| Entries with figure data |
________________________
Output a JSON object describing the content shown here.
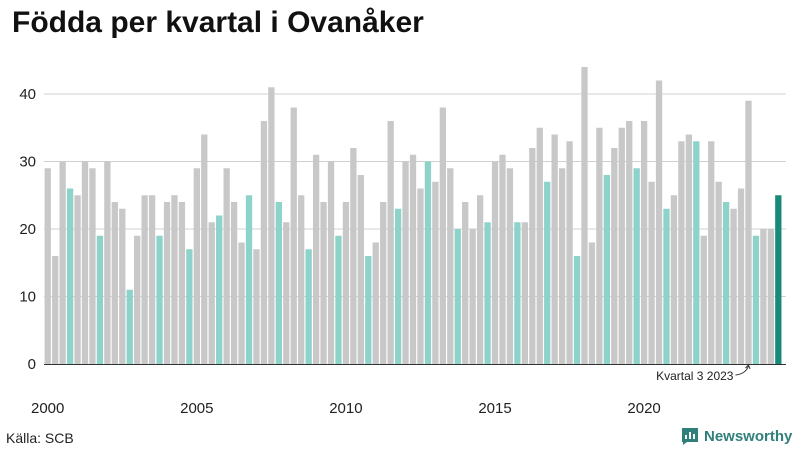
{
  "title": "Födda per kvartal i Ovanåker",
  "source": "Källa: SCB",
  "brand": {
    "name": "Newsworthy",
    "icon": "newsworthy-logo-icon"
  },
  "colors": {
    "default_bar": "#c8c8c8",
    "q4_bar": "#8dd3c9",
    "latest_bar": "#1a8a78",
    "brand": "#2f7f7b"
  },
  "chart_data": {
    "type": "bar",
    "title": "Födda per kvartal i Ovanåker",
    "start_year": 2000,
    "quarters_per_year": 4,
    "values": [
      29,
      16,
      30,
      26,
      25,
      30,
      29,
      19,
      30,
      24,
      23,
      11,
      19,
      25,
      25,
      19,
      24,
      25,
      24,
      17,
      29,
      34,
      21,
      22,
      29,
      24,
      18,
      25,
      17,
      36,
      41,
      24,
      21,
      38,
      25,
      17,
      31,
      24,
      30,
      19,
      24,
      32,
      28,
      16,
      18,
      24,
      36,
      23,
      30,
      31,
      26,
      30,
      27,
      38,
      29,
      20,
      24,
      20,
      25,
      21,
      30,
      31,
      29,
      21,
      21,
      32,
      35,
      27,
      34,
      29,
      33,
      16,
      44,
      18,
      35,
      28,
      32,
      35,
      36,
      29,
      36,
      27,
      42,
      23,
      25,
      33,
      34,
      33,
      19,
      33,
      27,
      24,
      23,
      26,
      39,
      19,
      20,
      20,
      25
    ],
    "x_ticks": [
      "2000",
      "2005",
      "2010",
      "2015",
      "2020"
    ],
    "y_ticks": [
      0,
      10,
      20,
      30,
      40
    ],
    "ylim": [
      0,
      45
    ],
    "grid": true,
    "highlight": "q4",
    "annotation": {
      "text": "Kvartal 3 2023",
      "target_index": 94
    }
  }
}
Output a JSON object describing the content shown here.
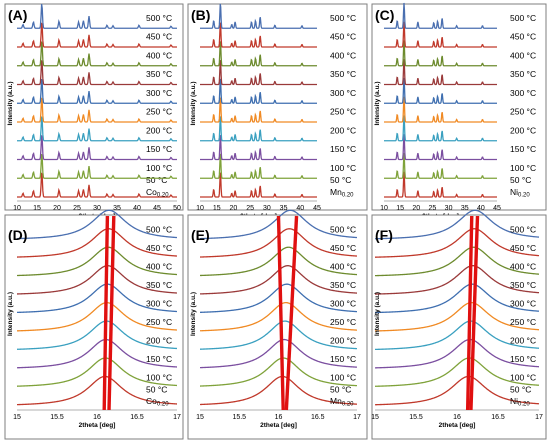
{
  "chart_data": [
    {
      "panel": "(A)",
      "type": "line",
      "sample": "Co0.20",
      "sample_base": "Co",
      "sample_sub": "0.20",
      "xlabel": "2theta [deg]",
      "ylabel": "Intensity (a.u.)",
      "xlim": [
        10,
        50
      ],
      "xticks": [
        10,
        15,
        20,
        25,
        30,
        35,
        40,
        45,
        50
      ],
      "series": [
        {
          "name": "50 °C",
          "color": "#c0392b"
        },
        {
          "name": "100 °C",
          "color": "#7fa23a"
        },
        {
          "name": "150 °C",
          "color": "#7b4fa0"
        },
        {
          "name": "200 °C",
          "color": "#3aa0c0"
        },
        {
          "name": "250 °C",
          "color": "#f08a24"
        },
        {
          "name": "300 °C",
          "color": "#3f6fb0"
        },
        {
          "name": "350 °C",
          "color": "#9a3a3a"
        },
        {
          "name": "400 °C",
          "color": "#6d8b2e"
        },
        {
          "name": "450 °C",
          "color": "#c0392b"
        },
        {
          "name": "500 °C",
          "color": "#4a6fb0"
        }
      ],
      "peaks": [
        {
          "x": 11.5,
          "h": 0.15
        },
        {
          "x": 14.1,
          "h": 0.25
        },
        {
          "x": 16.2,
          "h": 1.0
        },
        {
          "x": 20.5,
          "h": 0.28
        },
        {
          "x": 25.4,
          "h": 0.25
        },
        {
          "x": 26.6,
          "h": 0.3
        },
        {
          "x": 28.0,
          "h": 0.48
        },
        {
          "x": 32.5,
          "h": 0.12
        },
        {
          "x": 34.0,
          "h": 0.1
        },
        {
          "x": 40.5,
          "h": 0.12
        },
        {
          "x": 48.5,
          "h": 0.08
        }
      ],
      "peak_width": 0.22
    },
    {
      "panel": "(B)",
      "type": "line",
      "sample": "Mn0.20",
      "sample_base": "Mn",
      "sample_sub": "0.20",
      "xlabel": "2theta [deg]",
      "ylabel": "Intensity (a.u.)",
      "xlim": [
        10,
        45
      ],
      "xticks": [
        10,
        15,
        20,
        25,
        30,
        35,
        40,
        45
      ],
      "series": [
        {
          "name": "50 °C",
          "color": "#c0392b"
        },
        {
          "name": "100 °C",
          "color": "#7fa23a"
        },
        {
          "name": "150 °C",
          "color": "#7b4fa0"
        },
        {
          "name": "200 °C",
          "color": "#3aa0c0"
        },
        {
          "name": "250 °C",
          "color": "#f08a24"
        },
        {
          "name": "300 °C",
          "color": "#3f6fb0"
        },
        {
          "name": "350 °C",
          "color": "#9a3a3a"
        },
        {
          "name": "400 °C",
          "color": "#6d8b2e"
        },
        {
          "name": "450 °C",
          "color": "#c0392b"
        },
        {
          "name": "500 °C",
          "color": "#4a6fb0"
        }
      ],
      "peaks": [
        {
          "x": 14.1,
          "h": 0.3
        },
        {
          "x": 16.1,
          "h": 1.0
        },
        {
          "x": 19.5,
          "h": 0.15
        },
        {
          "x": 20.5,
          "h": 0.25
        },
        {
          "x": 25.4,
          "h": 0.25
        },
        {
          "x": 26.6,
          "h": 0.3
        },
        {
          "x": 28.0,
          "h": 0.45
        },
        {
          "x": 32.4,
          "h": 0.12
        },
        {
          "x": 40.5,
          "h": 0.1
        }
      ],
      "peak_width": 0.22
    },
    {
      "panel": "(C)",
      "type": "line",
      "sample": "Ni0.20",
      "sample_base": "Ni",
      "sample_sub": "0.20",
      "xlabel": "2theta [deg]",
      "ylabel": "Intensity (a.u.)",
      "xlim": [
        10,
        45
      ],
      "xticks": [
        10,
        15,
        20,
        25,
        30,
        35,
        40,
        45
      ],
      "series": [
        {
          "name": "50 °C",
          "color": "#c0392b"
        },
        {
          "name": "100 °C",
          "color": "#7fa23a"
        },
        {
          "name": "150 °C",
          "color": "#7b4fa0"
        },
        {
          "name": "200 °C",
          "color": "#3aa0c0"
        },
        {
          "name": "250 °C",
          "color": "#f08a24"
        },
        {
          "name": "300 °C",
          "color": "#3f6fb0"
        },
        {
          "name": "350 °C",
          "color": "#9a3a3a"
        },
        {
          "name": "400 °C",
          "color": "#6d8b2e"
        },
        {
          "name": "450 °C",
          "color": "#c0392b"
        },
        {
          "name": "500 °C",
          "color": "#4a6fb0"
        }
      ],
      "peaks": [
        {
          "x": 14.1,
          "h": 0.3
        },
        {
          "x": 16.2,
          "h": 1.0
        },
        {
          "x": 20.5,
          "h": 0.25
        },
        {
          "x": 25.4,
          "h": 0.22
        },
        {
          "x": 26.6,
          "h": 0.28
        },
        {
          "x": 28.0,
          "h": 0.4
        },
        {
          "x": 32.5,
          "h": 0.1
        },
        {
          "x": 40.5,
          "h": 0.1
        }
      ],
      "peak_width": 0.22
    },
    {
      "panel": "(D)",
      "type": "line",
      "sample": "Co0.20",
      "sample_base": "Co",
      "sample_sub": "0.20",
      "xlabel": "2theta [deg]",
      "ylabel": "Intensity (a.u.)",
      "xlim": [
        15,
        17
      ],
      "xticks": [
        15,
        15.5,
        16,
        16.5,
        17
      ],
      "series": [
        {
          "name": "50 °C",
          "color": "#c0392b"
        },
        {
          "name": "100 °C",
          "color": "#7fa23a"
        },
        {
          "name": "150 °C",
          "color": "#7b4fa0"
        },
        {
          "name": "200 °C",
          "color": "#3aa0c0"
        },
        {
          "name": "250 °C",
          "color": "#f08a24"
        },
        {
          "name": "300 °C",
          "color": "#3f6fb0"
        },
        {
          "name": "350 °C",
          "color": "#9a3a3a"
        },
        {
          "name": "400 °C",
          "color": "#6d8b2e"
        },
        {
          "name": "450 °C",
          "color": "#c0392b"
        },
        {
          "name": "500 °C",
          "color": "#4a6fb0"
        }
      ],
      "peak_position_start": 16.1,
      "peak_position_end": 16.15,
      "peak_width": 0.28,
      "guide_lines": [
        {
          "x": [
            16.09,
            16.13
          ]
        },
        {
          "x": [
            16.15,
            16.21
          ]
        }
      ]
    },
    {
      "panel": "(E)",
      "type": "line",
      "sample": "Mn0.20",
      "sample_base": "Mn",
      "sample_sub": "0.20",
      "xlabel": "2theta [deg]",
      "ylabel": "Intensity (a.u.)",
      "xlim": [
        15,
        17
      ],
      "xticks": [
        15,
        15.5,
        16,
        16.5,
        17
      ],
      "series": [
        {
          "name": "50 °C",
          "color": "#c0392b"
        },
        {
          "name": "100 °C",
          "color": "#7fa23a"
        },
        {
          "name": "150 °C",
          "color": "#7b4fa0"
        },
        {
          "name": "200 °C",
          "color": "#3aa0c0"
        },
        {
          "name": "250 °C",
          "color": "#f08a24"
        },
        {
          "name": "300 °C",
          "color": "#3f6fb0"
        },
        {
          "name": "350 °C",
          "color": "#9a3a3a"
        },
        {
          "name": "400 °C",
          "color": "#6d8b2e"
        },
        {
          "name": "450 °C",
          "color": "#c0392b"
        },
        {
          "name": "500 °C",
          "color": "#4a6fb0"
        }
      ],
      "peak_position_start": 16.05,
      "peak_position_end": 16.15,
      "peak_width": 0.28,
      "guide_lines": [
        {
          "x": [
            16.06,
            16.0
          ]
        },
        {
          "x": [
            16.1,
            16.23
          ]
        }
      ]
    },
    {
      "panel": "(F)",
      "type": "line",
      "sample": "Ni0.20",
      "sample_base": "Ni",
      "sample_sub": "0.20",
      "xlabel": "2theta [deg]",
      "ylabel": "Intensity (a.u.)",
      "xlim": [
        15,
        17
      ],
      "xticks": [
        15,
        15.5,
        16,
        16.5,
        17
      ],
      "series": [
        {
          "name": "50 °C",
          "color": "#c0392b"
        },
        {
          "name": "100 °C",
          "color": "#7fa23a"
        },
        {
          "name": "150 °C",
          "color": "#7b4fa0"
        },
        {
          "name": "200 °C",
          "color": "#3aa0c0"
        },
        {
          "name": "250 °C",
          "color": "#f08a24"
        },
        {
          "name": "300 °C",
          "color": "#3f6fb0"
        },
        {
          "name": "350 °C",
          "color": "#9a3a3a"
        },
        {
          "name": "400 °C",
          "color": "#6d8b2e"
        },
        {
          "name": "450 °C",
          "color": "#c0392b"
        },
        {
          "name": "500 °C",
          "color": "#4a6fb0"
        }
      ],
      "peak_position_start": 16.14,
      "peak_position_end": 16.22,
      "peak_width": 0.28,
      "guide_lines": [
        {
          "x": [
            16.13,
            16.18
          ]
        },
        {
          "x": [
            16.17,
            16.25
          ]
        }
      ]
    }
  ]
}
________________________
Give the number of lines in the records that contain the string "Födda", with no other output.

| SOLUTION |
2